SOURCE -
........

Spencer Pope is a poultryman who grows 800,000 broilers a year on his farm near Carthage, Miss., but for the past year he’s had another business — generating electricity from an array of 48 175-watt solar panels on the roof of one of his poultry houses.
“I’ve averaged a $250 per month saving on my electric bill,” he told participants in the Mississippi portion of the American Solar Energy Society’s annual Down on the Farm National Solar Tour. “Electricity is a pretty sizable expense for a poultry operation, and this represents a nice cost saving.
He’s so pleased with the economics of the system that he’s planning to install another 180 solar panels, which will then give him 47 kilowatts total power output.
“That’s enough to cover the entire electricity requirements of my six poultry houses,” he says.
Thanks to a government grant through the Rural Energy for America program enacted in the 2008 farm bill and a 30 percent tax credit to encourage renewable energy, Pope shaved about 50 percent of the cost of purchasing and installing the system.

........

DATA PROVIDED -

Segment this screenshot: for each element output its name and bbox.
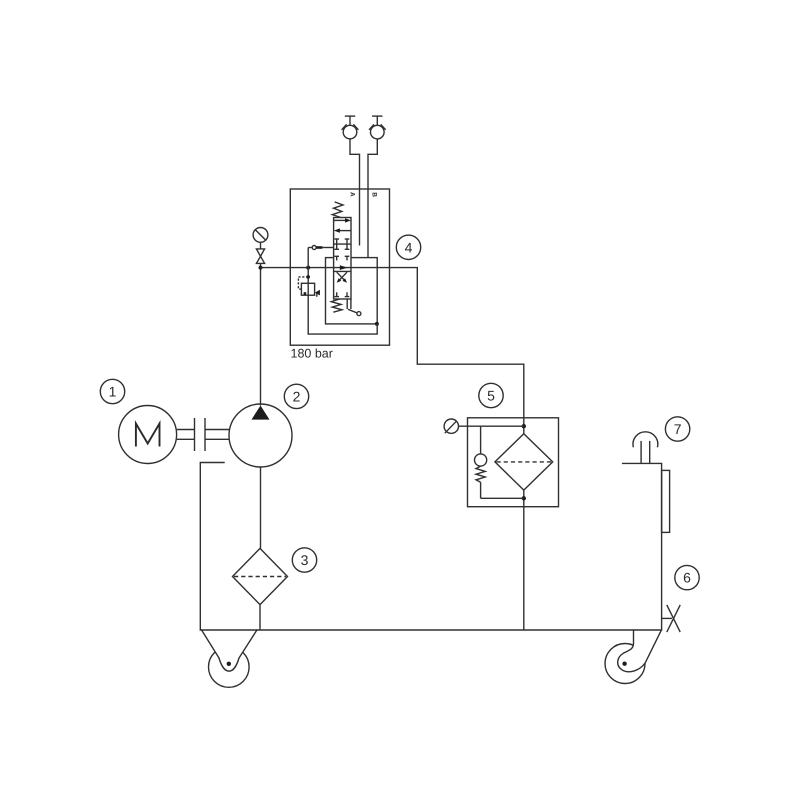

........

EXERCISE SET -
• A. Print the passage on the poultry farm's solar panels word for word, starting with "He’s so pleased" and going on through "total power output.".
• B. In the passage on the poultry farm's solar panels, how many more solar panels does Pope plan to install?
• C. Pick up the passage on the poultry farm's solar panels after its last sentence and write the next part.

ANSWERS TO THE PROBLEMS -
• A.
He’s so pleased with the economics of the system that he’s planning to install another 180 solar panels, which will then give him 47 kilowatts total power output.

• B. 180 more solar panels.

• C.
“With depreciation and the TVA power purchase agreement, I expect a four-year payback on the system,” he says. “There aren’t many opportunities like that in business today.”
Will and Carolyn Hegman, whose firm, Mississippi Solar, (www.mssolar.net), sponsored the state’s solar tour, say that while solar power generation is particularly suited to poultry operations — most houses have large expanses of south-facing roof area to mount the panels — there are many potential applications for businesses.
Poultry production is a major enterprise in Leake County and several surrounding counties; a Tyson poultry plant near Carthage processes some 2.5 million birds weekly and has 2,000-plus employees.
“Poultry farming is an energy-intensive business,” says Will. “Solar can really change the life of a poultry farmer.